=== Listed entries ===

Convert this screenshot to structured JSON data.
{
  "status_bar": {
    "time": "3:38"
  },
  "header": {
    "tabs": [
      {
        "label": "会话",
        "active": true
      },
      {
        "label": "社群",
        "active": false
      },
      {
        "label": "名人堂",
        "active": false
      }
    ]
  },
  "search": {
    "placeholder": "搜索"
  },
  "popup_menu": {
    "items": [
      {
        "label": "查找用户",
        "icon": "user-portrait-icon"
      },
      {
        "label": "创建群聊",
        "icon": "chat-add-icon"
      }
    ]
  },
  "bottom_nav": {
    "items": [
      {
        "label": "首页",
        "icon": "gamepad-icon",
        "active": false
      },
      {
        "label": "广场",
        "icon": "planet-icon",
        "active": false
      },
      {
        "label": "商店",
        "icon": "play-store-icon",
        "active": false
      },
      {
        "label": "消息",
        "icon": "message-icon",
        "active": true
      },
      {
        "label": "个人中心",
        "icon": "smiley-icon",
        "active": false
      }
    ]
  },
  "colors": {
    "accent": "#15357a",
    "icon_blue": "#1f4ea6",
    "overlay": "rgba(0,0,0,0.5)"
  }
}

===
=== Listed entries ===

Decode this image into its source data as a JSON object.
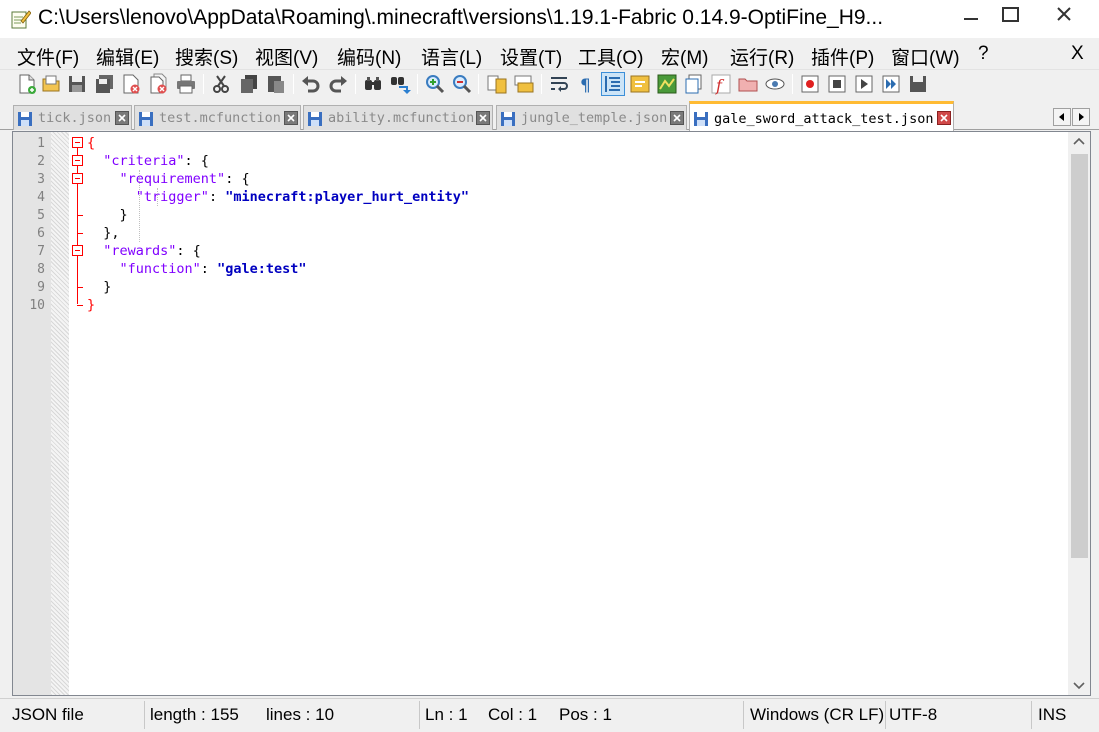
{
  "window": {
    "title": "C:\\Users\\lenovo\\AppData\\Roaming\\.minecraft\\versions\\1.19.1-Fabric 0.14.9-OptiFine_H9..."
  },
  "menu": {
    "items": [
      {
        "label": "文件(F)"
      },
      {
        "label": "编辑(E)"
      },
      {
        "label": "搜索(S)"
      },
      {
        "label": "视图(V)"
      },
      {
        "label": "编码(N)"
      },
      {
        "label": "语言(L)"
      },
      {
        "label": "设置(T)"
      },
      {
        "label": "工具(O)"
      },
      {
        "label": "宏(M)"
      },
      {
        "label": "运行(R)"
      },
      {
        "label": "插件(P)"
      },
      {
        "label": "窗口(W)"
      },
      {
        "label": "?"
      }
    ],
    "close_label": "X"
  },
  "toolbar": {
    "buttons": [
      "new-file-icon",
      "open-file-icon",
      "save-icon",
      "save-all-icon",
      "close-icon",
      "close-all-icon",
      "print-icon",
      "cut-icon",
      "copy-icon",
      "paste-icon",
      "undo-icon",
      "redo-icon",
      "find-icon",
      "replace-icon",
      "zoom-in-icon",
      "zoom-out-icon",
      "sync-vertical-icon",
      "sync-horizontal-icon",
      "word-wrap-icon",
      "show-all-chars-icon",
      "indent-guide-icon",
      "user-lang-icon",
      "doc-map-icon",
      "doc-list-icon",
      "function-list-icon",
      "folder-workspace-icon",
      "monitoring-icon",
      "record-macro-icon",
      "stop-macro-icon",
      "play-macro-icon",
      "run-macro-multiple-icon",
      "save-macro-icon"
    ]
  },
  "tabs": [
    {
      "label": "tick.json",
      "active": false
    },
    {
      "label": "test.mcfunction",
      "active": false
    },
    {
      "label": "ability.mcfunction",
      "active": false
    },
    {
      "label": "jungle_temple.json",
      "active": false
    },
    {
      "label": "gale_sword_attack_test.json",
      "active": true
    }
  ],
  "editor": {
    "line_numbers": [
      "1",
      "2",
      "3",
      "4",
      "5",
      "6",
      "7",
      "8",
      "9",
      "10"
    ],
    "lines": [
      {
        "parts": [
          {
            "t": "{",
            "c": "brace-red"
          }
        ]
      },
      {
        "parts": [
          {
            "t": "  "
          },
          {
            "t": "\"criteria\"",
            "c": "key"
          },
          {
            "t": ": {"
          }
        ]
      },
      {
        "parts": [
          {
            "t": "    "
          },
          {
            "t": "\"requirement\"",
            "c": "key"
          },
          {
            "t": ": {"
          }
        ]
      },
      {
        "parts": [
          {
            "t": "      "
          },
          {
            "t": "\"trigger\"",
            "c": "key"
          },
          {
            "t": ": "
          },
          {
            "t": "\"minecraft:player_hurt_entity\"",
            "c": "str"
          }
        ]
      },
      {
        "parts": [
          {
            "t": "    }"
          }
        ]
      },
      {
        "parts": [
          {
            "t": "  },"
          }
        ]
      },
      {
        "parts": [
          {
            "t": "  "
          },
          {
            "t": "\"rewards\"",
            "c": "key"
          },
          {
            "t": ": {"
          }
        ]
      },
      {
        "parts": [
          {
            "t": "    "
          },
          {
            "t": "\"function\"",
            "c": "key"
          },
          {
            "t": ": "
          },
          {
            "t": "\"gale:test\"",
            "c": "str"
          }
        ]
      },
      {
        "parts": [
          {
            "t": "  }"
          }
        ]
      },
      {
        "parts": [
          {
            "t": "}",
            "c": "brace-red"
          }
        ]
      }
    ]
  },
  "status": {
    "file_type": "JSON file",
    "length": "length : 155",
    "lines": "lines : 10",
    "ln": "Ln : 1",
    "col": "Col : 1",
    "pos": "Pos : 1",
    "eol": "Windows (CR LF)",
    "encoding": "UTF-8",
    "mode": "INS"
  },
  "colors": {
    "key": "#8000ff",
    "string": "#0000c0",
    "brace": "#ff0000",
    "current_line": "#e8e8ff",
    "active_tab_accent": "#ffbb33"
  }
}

===

▶ Task prompt: Identify each line containing the string "save" and copy it out.

▶ Solution to this exercise:
      "save-icon",
      "save-all-icon",
      "save-macro-icon"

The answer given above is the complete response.